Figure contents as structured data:

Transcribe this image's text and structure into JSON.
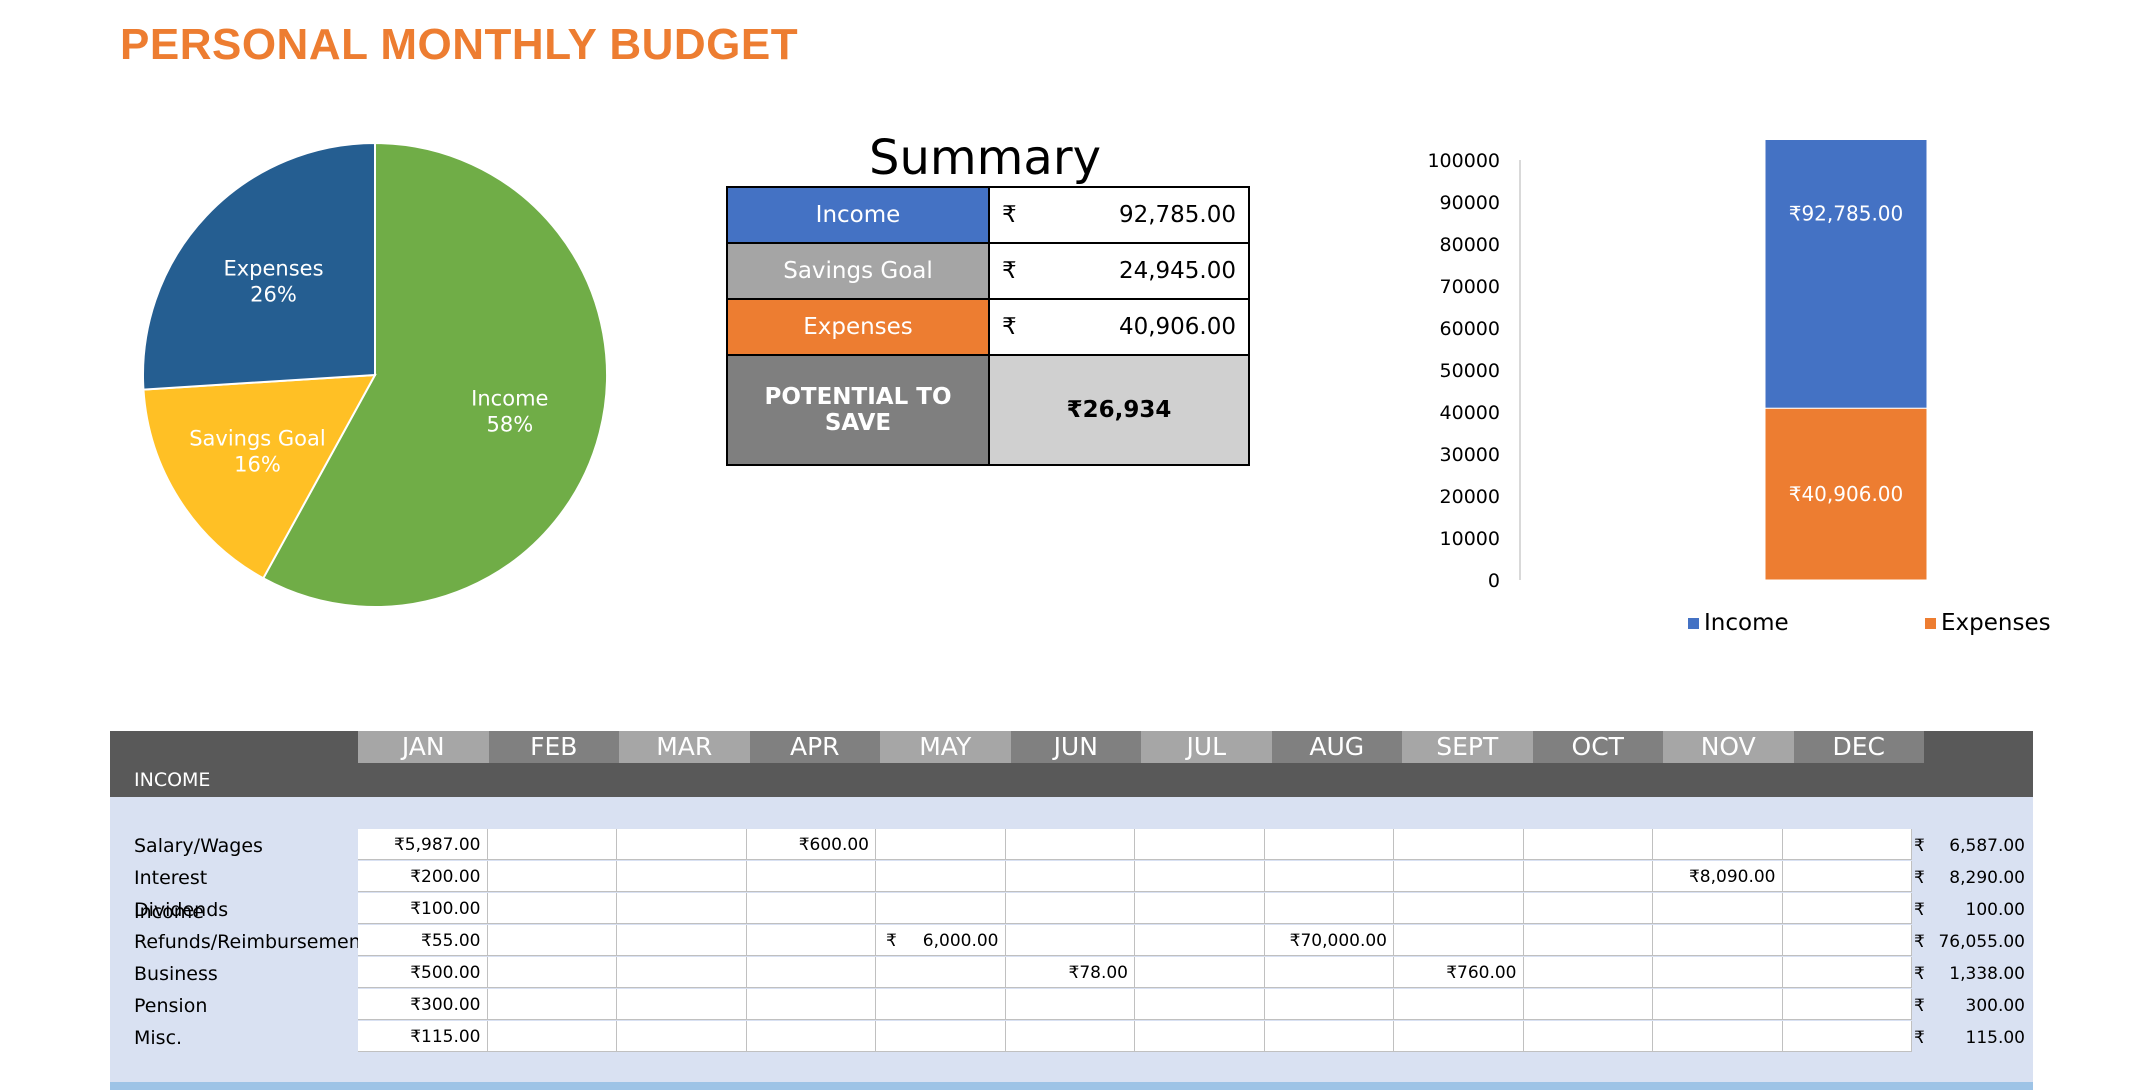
{
  "title": "PERSONAL MONTHLY BUDGET",
  "pie_chart": {
    "type": "pie",
    "slices": [
      {
        "label": "Income",
        "pct_label": "58%",
        "value": 58,
        "color": "#70AD47"
      },
      {
        "label": "Savings Goal",
        "pct_label": "16%",
        "value": 16,
        "color": "#FFC025"
      },
      {
        "label": "Expenses",
        "pct_label": "26%",
        "value": 26,
        "color": "#255E91"
      }
    ]
  },
  "summary": {
    "heading": "Summary",
    "currency": "₹",
    "rows": [
      {
        "label": "Income",
        "value": "92,785.00",
        "color": "#4472C4"
      },
      {
        "label": "Savings Goal",
        "value": "24,945.00",
        "color": "#A5A5A5"
      },
      {
        "label": "Expenses",
        "value": "40,906.00",
        "color": "#ED7D31"
      }
    ],
    "potential_label": "POTENTIAL TO SAVE",
    "potential_value": "₹26,934"
  },
  "chart_data": {
    "type": "bar",
    "stacked": true,
    "ylim": [
      0,
      100000
    ],
    "yticks": [
      0,
      10000,
      20000,
      30000,
      40000,
      50000,
      60000,
      70000,
      80000,
      90000,
      100000
    ],
    "series": [
      {
        "name": "Expenses",
        "value": 40906,
        "label": "₹40,906.00",
        "color": "#ED7D31"
      },
      {
        "name": "Income",
        "value": 92785,
        "label": "₹92,785.00",
        "color": "#4472C4"
      }
    ],
    "legend": [
      "Income",
      "Expenses"
    ],
    "legend_placement": "bottom"
  },
  "grid": {
    "section_label": "INCOME",
    "months": [
      "JAN",
      "FEB",
      "MAR",
      "APR",
      "MAY",
      "JUN",
      "JUL",
      "AUG",
      "SEPT",
      "OCT",
      "NOV",
      "DEC"
    ],
    "rows": [
      {
        "label": "Salary/Wages",
        "cells": [
          "₹5,987.00",
          "",
          "",
          "₹600.00",
          "",
          "",
          "",
          "",
          "",
          "",
          "",
          ""
        ],
        "total": "6,587.00"
      },
      {
        "label": "Interest Income",
        "cells": [
          "₹200.00",
          "",
          "",
          "",
          "",
          "",
          "",
          "",
          "",
          "",
          "₹8,090.00",
          ""
        ],
        "total": "8,290.00"
      },
      {
        "label": "Dividends",
        "cells": [
          "₹100.00",
          "",
          "",
          "",
          "",
          "",
          "",
          "",
          "",
          "",
          "",
          ""
        ],
        "total": "100.00"
      },
      {
        "label": "Refunds/Reimbursements",
        "cells": [
          "₹55.00",
          "",
          "",
          "",
          "6,000.00",
          "",
          "",
          "₹70,000.00",
          "",
          "",
          "",
          ""
        ],
        "total": "76,055.00"
      },
      {
        "label": "Business",
        "cells": [
          "₹500.00",
          "",
          "",
          "",
          "",
          "₹78.00",
          "",
          "",
          "₹760.00",
          "",
          "",
          ""
        ],
        "total": "1,338.00"
      },
      {
        "label": "Pension",
        "cells": [
          "₹300.00",
          "",
          "",
          "",
          "",
          "",
          "",
          "",
          "",
          "",
          "",
          ""
        ],
        "total": "300.00"
      },
      {
        "label": "Misc.",
        "cells": [
          "₹115.00",
          "",
          "",
          "",
          "",
          "",
          "",
          "",
          "",
          "",
          "",
          ""
        ],
        "total": "115.00"
      }
    ],
    "total_currency": "₹",
    "may_refunds_symbol": "₹"
  }
}
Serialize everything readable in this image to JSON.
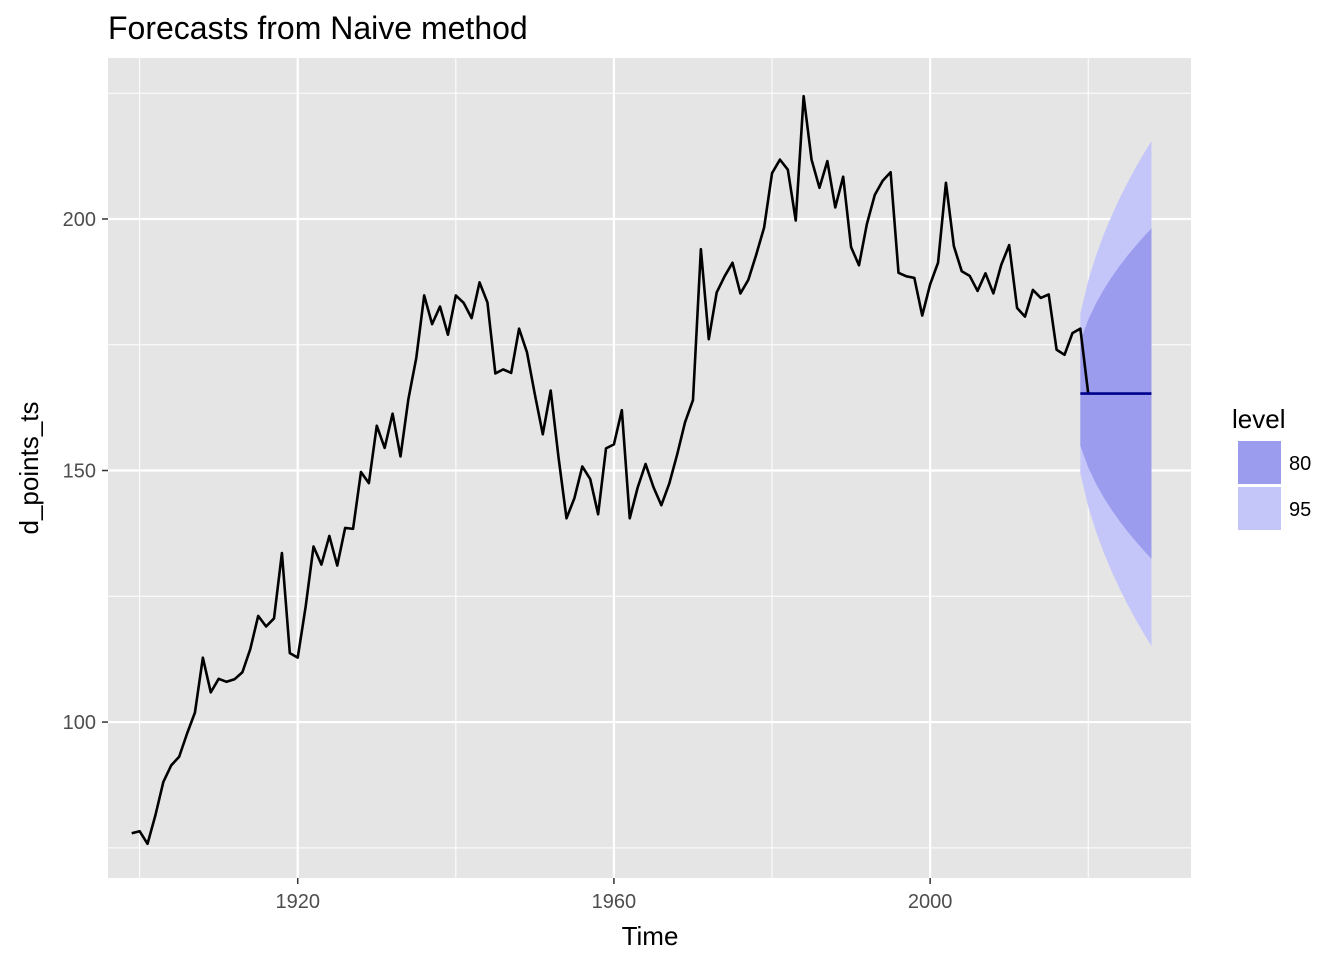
{
  "chart_data": {
    "type": "line",
    "title": "Forecasts from Naive method",
    "xlabel": "Time",
    "ylabel": "d_points_ts",
    "xlim": [
      1896,
      2033
    ],
    "ylim": [
      69,
      232
    ],
    "x_ticks": [
      1920,
      1960,
      2000
    ],
    "y_ticks": [
      100,
      150,
      200
    ],
    "grid": true,
    "colors": {
      "panel": "#e5e5e5",
      "grid_major": "#ffffff",
      "series": "#000000",
      "forecast": "#00008b",
      "band80": "#9b9ced",
      "band95": "#c4c5f8",
      "tick_text": "#4d4d4d"
    },
    "series": [
      {
        "x_start": 1899,
        "x_step": 1,
        "values": [
          77.9,
          78.3,
          75.8,
          81.5,
          88.1,
          91.4,
          93.1,
          97.7,
          101.9,
          112.8,
          105.9,
          108.6,
          108.0,
          108.5,
          109.9,
          114.5,
          121.1,
          119.0,
          120.6,
          133.6,
          113.7,
          112.8,
          122.9,
          134.9,
          131.3,
          137.0,
          131.1,
          138.6,
          138.4,
          149.7,
          147.5,
          158.9,
          154.5,
          161.3,
          152.8,
          164.2,
          172.4,
          184.8,
          179.1,
          182.6,
          177.0,
          184.8,
          183.3,
          180.3,
          187.4,
          183.4,
          169.3,
          170.1,
          169.4,
          178.2,
          173.5,
          165.1,
          157.2,
          165.9,
          152.5,
          140.5,
          144.5,
          150.8,
          148.3,
          141.3,
          154.4,
          155.2,
          162.0,
          140.5,
          146.6,
          151.3,
          146.7,
          143.1,
          147.4,
          153.2,
          159.6,
          164.0,
          194.0,
          176.1,
          185.4,
          188.6,
          191.3,
          185.2,
          187.9,
          192.9,
          198.3,
          209.1,
          211.8,
          209.8,
          199.7,
          224.4,
          211.8,
          206.2,
          211.5,
          202.3,
          208.4,
          194.4,
          190.8,
          199.0,
          204.8,
          207.6,
          209.3,
          189.3,
          188.6,
          188.3,
          180.8,
          187.0,
          191.3,
          207.2,
          194.6,
          189.6,
          188.7,
          185.7,
          189.2,
          185.2,
          190.9,
          194.8,
          182.3,
          180.6,
          185.9,
          184.3,
          185.0,
          174.0,
          173.0,
          177.3,
          178.2,
          165.3
        ]
      }
    ],
    "forecast": {
      "x_start": 2019,
      "x_step": 1,
      "horizon": 10,
      "point": 165.3,
      "sigma": 8.1
    },
    "legend": {
      "title": "level",
      "position": "right",
      "items": [
        {
          "label": "80",
          "color": "#9b9ced"
        },
        {
          "label": "95",
          "color": "#c4c5f8"
        }
      ]
    }
  }
}
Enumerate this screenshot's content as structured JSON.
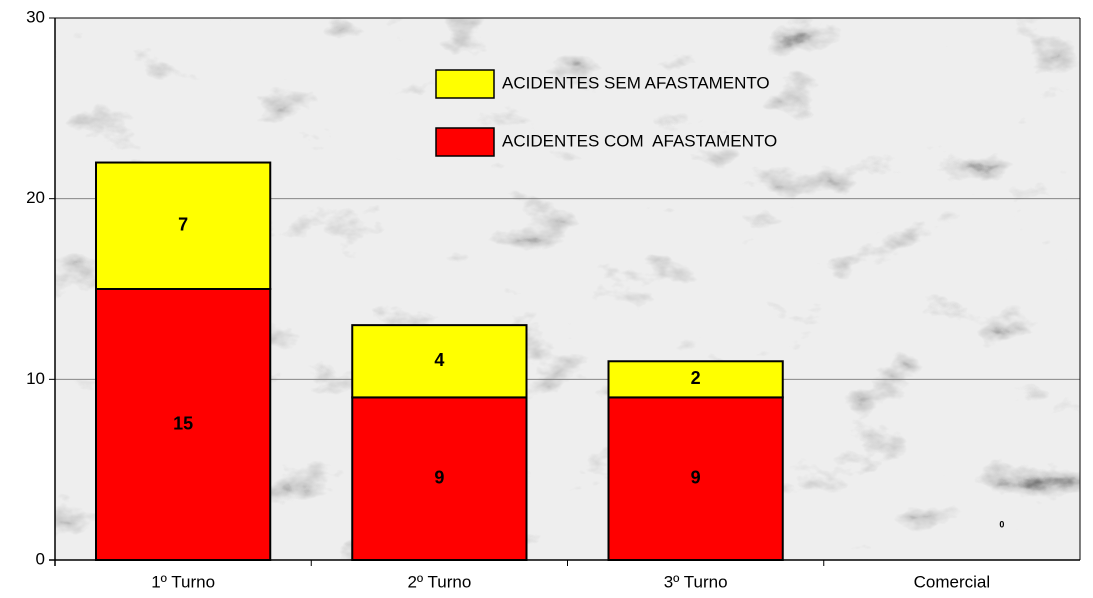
{
  "chart_data": {
    "type": "stacked_bar",
    "categories": [
      "1º Turno",
      "2º Turno",
      "3º Turno",
      "Comercial"
    ],
    "series": [
      {
        "name": "ACIDENTES COM  AFASTAMENTO",
        "color": "#ff0000",
        "values": [
          15,
          9,
          9,
          0
        ]
      },
      {
        "name": "ACIDENTES SEM AFASTAMENTO",
        "color": "#ffff00",
        "values": [
          7,
          4,
          2,
          0
        ]
      }
    ],
    "ylim": [
      0,
      30
    ],
    "yticks": [
      0,
      10,
      20,
      30
    ],
    "grid": true
  }
}
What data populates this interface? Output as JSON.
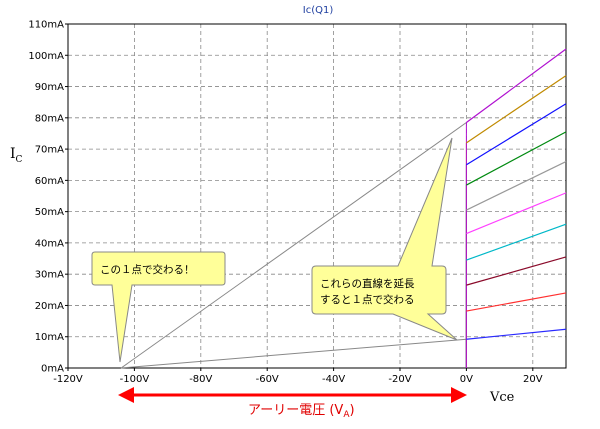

> **WHAT IS REQUIRED**
Repeat the records above exactly, omitting every picture.

> **EXPECTED OUTPUT**
Transcribe this image's text and structure into JSON.
{
  "title": "PERSONAL MONTHLY BUDGET",
  "pie_chart": {
    "type": "pie",
    "slices": [
      {
        "label": "Income",
        "pct_label": "58%",
        "value": 58,
        "color": "#70AD47"
      },
      {
        "label": "Savings Goal",
        "pct_label": "16%",
        "value": 16,
        "color": "#FFC025"
      },
      {
        "label": "Expenses",
        "pct_label": "26%",
        "value": 26,
        "color": "#255E91"
      }
    ]
  },
  "summary": {
    "heading": "Summary",
    "currency": "₹",
    "rows": [
      {
        "label": "Income",
        "value": "92,785.00",
        "color": "#4472C4"
      },
      {
        "label": "Savings Goal",
        "value": "24,945.00",
        "color": "#A5A5A5"
      },
      {
        "label": "Expenses",
        "value": "40,906.00",
        "color": "#ED7D31"
      }
    ],
    "potential_label": "POTENTIAL TO SAVE",
    "potential_value": "₹26,934"
  },
  "chart_data": {
    "type": "bar",
    "stacked": true,
    "ylim": [
      0,
      100000
    ],
    "yticks": [
      0,
      10000,
      20000,
      30000,
      40000,
      50000,
      60000,
      70000,
      80000,
      90000,
      100000
    ],
    "series": [
      {
        "name": "Expenses",
        "value": 40906,
        "label": "₹40,906.00",
        "color": "#ED7D31"
      },
      {
        "name": "Income",
        "value": 92785,
        "label": "₹92,785.00",
        "color": "#4472C4"
      }
    ],
    "legend": [
      "Income",
      "Expenses"
    ],
    "legend_placement": "bottom"
  },
  "grid": {
    "section_label": "INCOME",
    "months": [
      "JAN",
      "FEB",
      "MAR",
      "APR",
      "MAY",
      "JUN",
      "JUL",
      "AUG",
      "SEPT",
      "OCT",
      "NOV",
      "DEC"
    ],
    "rows": [
      {
        "label": "Salary/Wages",
        "cells": [
          "₹5,987.00",
          "",
          "",
          "₹600.00",
          "",
          "",
          "",
          "",
          "",
          "",
          "",
          ""
        ],
        "total": "6,587.00"
      },
      {
        "label": "Interest Income",
        "cells": [
          "₹200.00",
          "",
          "",
          "",
          "",
          "",
          "",
          "",
          "",
          "",
          "₹8,090.00",
          ""
        ],
        "total": "8,290.00"
      },
      {
        "label": "Dividends",
        "cells": [
          "₹100.00",
          "",
          "",
          "",
          "",
          "",
          "",
          "",
          "",
          "",
          "",
          ""
        ],
        "total": "100.00"
      },
      {
        "label": "Refunds/Reimbursements",
        "cells": [
          "₹55.00",
          "",
          "",
          "",
          "6,000.00",
          "",
          "",
          "₹70,000.00",
          "",
          "",
          "",
          ""
        ],
        "total": "76,055.00"
      },
      {
        "label": "Business",
        "cells": [
          "₹500.00",
          "",
          "",
          "",
          "",
          "₹78.00",
          "",
          "",
          "₹760.00",
          "",
          "",
          ""
        ],
        "total": "1,338.00"
      },
      {
        "label": "Pension",
        "cells": [
          "₹300.00",
          "",
          "",
          "",
          "",
          "",
          "",
          "",
          "",
          "",
          "",
          ""
        ],
        "total": "300.00"
      },
      {
        "label": "Misc.",
        "cells": [
          "₹115.00",
          "",
          "",
          "",
          "",
          "",
          "",
          "",
          "",
          "",
          "",
          ""
        ],
        "total": "115.00"
      }
    ],
    "total_currency": "₹",
    "may_refunds_symbol": "₹"
  }
}
Serialize everything readable in this image to JSON.
{
  "chart_data": {
    "type": "line",
    "title": "Forecasts from Naive method",
    "xlabel": "Time",
    "ylabel": "d_points_ts",
    "xlim": [
      1896,
      2033
    ],
    "ylim": [
      69,
      232
    ],
    "x_ticks": [
      1920,
      1960,
      2000
    ],
    "y_ticks": [
      100,
      150,
      200
    ],
    "grid": true,
    "colors": {
      "panel": "#e5e5e5",
      "grid_major": "#ffffff",
      "series": "#000000",
      "forecast": "#00008b",
      "band80": "#9b9ced",
      "band95": "#c4c5f8",
      "tick_text": "#4d4d4d"
    },
    "series": [
      {
        "x_start": 1899,
        "x_step": 1,
        "values": [
          77.9,
          78.3,
          75.8,
          81.5,
          88.1,
          91.4,
          93.1,
          97.7,
          101.9,
          112.8,
          105.9,
          108.6,
          108.0,
          108.5,
          109.9,
          114.5,
          121.1,
          119.0,
          120.6,
          133.6,
          113.7,
          112.8,
          122.9,
          134.9,
          131.3,
          137.0,
          131.1,
          138.6,
          138.4,
          149.7,
          147.5,
          158.9,
          154.5,
          161.3,
          152.8,
          164.2,
          172.4,
          184.8,
          179.1,
          182.6,
          177.0,
          184.8,
          183.3,
          180.3,
          187.4,
          183.4,
          169.3,
          170.1,
          169.4,
          178.2,
          173.5,
          165.1,
          157.2,
          165.9,
          152.5,
          140.5,
          144.5,
          150.8,
          148.3,
          141.3,
          154.4,
          155.2,
          162.0,
          140.5,
          146.6,
          151.3,
          146.7,
          143.1,
          147.4,
          153.2,
          159.6,
          164.0,
          194.0,
          176.1,
          185.4,
          188.6,
          191.3,
          185.2,
          187.9,
          192.9,
          198.3,
          209.1,
          211.8,
          209.8,
          199.7,
          224.4,
          211.8,
          206.2,
          211.5,
          202.3,
          208.4,
          194.4,
          190.8,
          199.0,
          204.8,
          207.6,
          209.3,
          189.3,
          188.6,
          188.3,
          180.8,
          187.0,
          191.3,
          207.2,
          194.6,
          189.6,
          188.7,
          185.7,
          189.2,
          185.2,
          190.9,
          194.8,
          182.3,
          180.6,
          185.9,
          184.3,
          185.0,
          174.0,
          173.0,
          177.3,
          178.2,
          165.3
        ]
      }
    ],
    "forecast": {
      "x_start": 2019,
      "x_step": 1,
      "horizon": 10,
      "point": 165.3,
      "sigma": 8.1
    },
    "legend": {
      "title": "level",
      "position": "right",
      "items": [
        {
          "label": "80",
          "color": "#9b9ced"
        },
        {
          "label": "95",
          "color": "#c4c5f8"
        }
      ]
    }
  }
}
Enumerate this screenshot's content as structured JSON.
{
  "chart_data": {
    "type": "stacked_bar",
    "categories": [
      "1º Turno",
      "2º Turno",
      "3º Turno",
      "Comercial"
    ],
    "series": [
      {
        "name": "ACIDENTES COM  AFASTAMENTO",
        "color": "#ff0000",
        "values": [
          15,
          9,
          9,
          0
        ]
      },
      {
        "name": "ACIDENTES SEM AFASTAMENTO",
        "color": "#ffff00",
        "values": [
          7,
          4,
          2,
          0
        ]
      }
    ],
    "ylim": [
      0,
      30
    ],
    "yticks": [
      0,
      10,
      20,
      30
    ],
    "grid": true
  }
}
What data populates this interface? Output as JSON.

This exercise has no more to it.